→ **GIVEN INSTRUCTION**: Give an exact transcription of every line, dropping the images.

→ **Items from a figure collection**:
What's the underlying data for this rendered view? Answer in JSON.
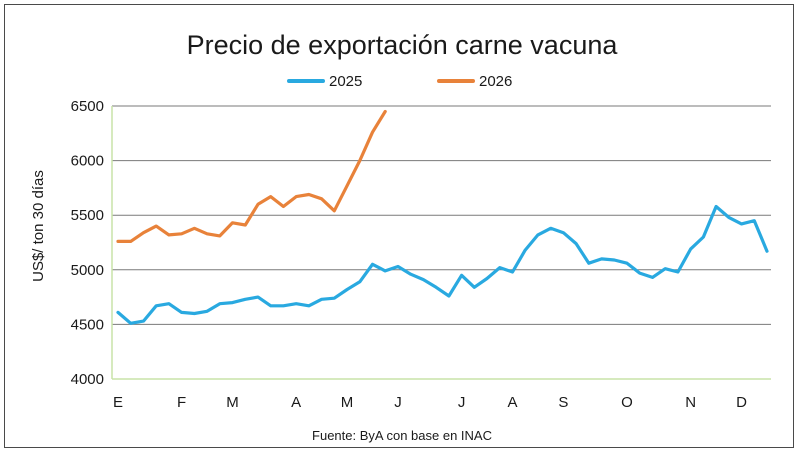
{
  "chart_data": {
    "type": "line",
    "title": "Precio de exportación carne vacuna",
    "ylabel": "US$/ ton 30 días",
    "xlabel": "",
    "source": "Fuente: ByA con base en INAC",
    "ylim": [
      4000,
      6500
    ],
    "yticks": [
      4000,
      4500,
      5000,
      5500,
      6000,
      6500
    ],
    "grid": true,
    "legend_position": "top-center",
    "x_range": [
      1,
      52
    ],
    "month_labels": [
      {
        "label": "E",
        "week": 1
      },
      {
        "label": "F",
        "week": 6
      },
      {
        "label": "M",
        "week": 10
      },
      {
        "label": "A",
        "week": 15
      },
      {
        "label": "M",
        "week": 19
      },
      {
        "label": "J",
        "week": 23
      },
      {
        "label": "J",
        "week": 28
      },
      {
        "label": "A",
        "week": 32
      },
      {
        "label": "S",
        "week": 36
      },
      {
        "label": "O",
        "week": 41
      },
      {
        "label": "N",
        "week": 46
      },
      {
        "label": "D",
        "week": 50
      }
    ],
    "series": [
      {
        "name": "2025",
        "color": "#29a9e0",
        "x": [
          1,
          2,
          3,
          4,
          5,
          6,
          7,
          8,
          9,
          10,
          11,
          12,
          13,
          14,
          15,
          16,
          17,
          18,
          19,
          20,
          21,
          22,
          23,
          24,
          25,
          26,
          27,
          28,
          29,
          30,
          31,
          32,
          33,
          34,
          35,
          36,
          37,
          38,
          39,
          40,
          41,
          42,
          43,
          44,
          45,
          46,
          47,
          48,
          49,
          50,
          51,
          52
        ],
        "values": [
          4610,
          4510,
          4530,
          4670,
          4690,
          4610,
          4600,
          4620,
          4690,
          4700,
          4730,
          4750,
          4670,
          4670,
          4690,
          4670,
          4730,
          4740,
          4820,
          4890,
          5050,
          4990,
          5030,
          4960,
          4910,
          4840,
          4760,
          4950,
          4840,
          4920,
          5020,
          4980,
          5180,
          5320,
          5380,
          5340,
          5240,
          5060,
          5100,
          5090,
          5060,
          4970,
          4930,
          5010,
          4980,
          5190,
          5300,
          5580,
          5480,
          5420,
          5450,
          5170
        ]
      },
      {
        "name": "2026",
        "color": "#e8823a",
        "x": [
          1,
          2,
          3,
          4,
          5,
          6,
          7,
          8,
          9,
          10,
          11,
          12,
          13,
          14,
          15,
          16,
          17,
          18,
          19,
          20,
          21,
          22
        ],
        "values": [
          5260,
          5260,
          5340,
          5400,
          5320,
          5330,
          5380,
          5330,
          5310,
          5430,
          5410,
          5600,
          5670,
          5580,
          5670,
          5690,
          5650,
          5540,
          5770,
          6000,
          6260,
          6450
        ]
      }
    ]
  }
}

→ **THE OUTPUT**:
What's the underlying data for this rendered view? Answer in JSON.
{
  "chart_data": {
    "type": "line",
    "title": "Precio de exportación carne vacuna",
    "ylabel": "US$/ ton 30 días",
    "xlabel": "",
    "source": "Fuente: ByA con base en INAC",
    "ylim": [
      4000,
      6500
    ],
    "yticks": [
      4000,
      4500,
      5000,
      5500,
      6000,
      6500
    ],
    "grid": true,
    "legend_position": "top-center",
    "x_range": [
      1,
      52
    ],
    "month_labels": [
      {
        "label": "E",
        "week": 1
      },
      {
        "label": "F",
        "week": 6
      },
      {
        "label": "M",
        "week": 10
      },
      {
        "label": "A",
        "week": 15
      },
      {
        "label": "M",
        "week": 19
      },
      {
        "label": "J",
        "week": 23
      },
      {
        "label": "J",
        "week": 28
      },
      {
        "label": "A",
        "week": 32
      },
      {
        "label": "S",
        "week": 36
      },
      {
        "label": "O",
        "week": 41
      },
      {
        "label": "N",
        "week": 46
      },
      {
        "label": "D",
        "week": 50
      }
    ],
    "series": [
      {
        "name": "2025",
        "color": "#29a9e0",
        "x": [
          1,
          2,
          3,
          4,
          5,
          6,
          7,
          8,
          9,
          10,
          11,
          12,
          13,
          14,
          15,
          16,
          17,
          18,
          19,
          20,
          21,
          22,
          23,
          24,
          25,
          26,
          27,
          28,
          29,
          30,
          31,
          32,
          33,
          34,
          35,
          36,
          37,
          38,
          39,
          40,
          41,
          42,
          43,
          44,
          45,
          46,
          47,
          48,
          49,
          50,
          51,
          52
        ],
        "values": [
          4610,
          4510,
          4530,
          4670,
          4690,
          4610,
          4600,
          4620,
          4690,
          4700,
          4730,
          4750,
          4670,
          4670,
          4690,
          4670,
          4730,
          4740,
          4820,
          4890,
          5050,
          4990,
          5030,
          4960,
          4910,
          4840,
          4760,
          4950,
          4840,
          4920,
          5020,
          4980,
          5180,
          5320,
          5380,
          5340,
          5240,
          5060,
          5100,
          5090,
          5060,
          4970,
          4930,
          5010,
          4980,
          5190,
          5300,
          5580,
          5480,
          5420,
          5450,
          5170
        ]
      },
      {
        "name": "2026",
        "color": "#e8823a",
        "x": [
          1,
          2,
          3,
          4,
          5,
          6,
          7,
          8,
          9,
          10,
          11,
          12,
          13,
          14,
          15,
          16,
          17,
          18,
          19,
          20,
          21,
          22
        ],
        "values": [
          5260,
          5260,
          5340,
          5400,
          5320,
          5330,
          5380,
          5330,
          5310,
          5430,
          5410,
          5600,
          5670,
          5580,
          5670,
          5690,
          5650,
          5540,
          5770,
          6000,
          6260,
          6450
        ]
      }
    ]
  }
}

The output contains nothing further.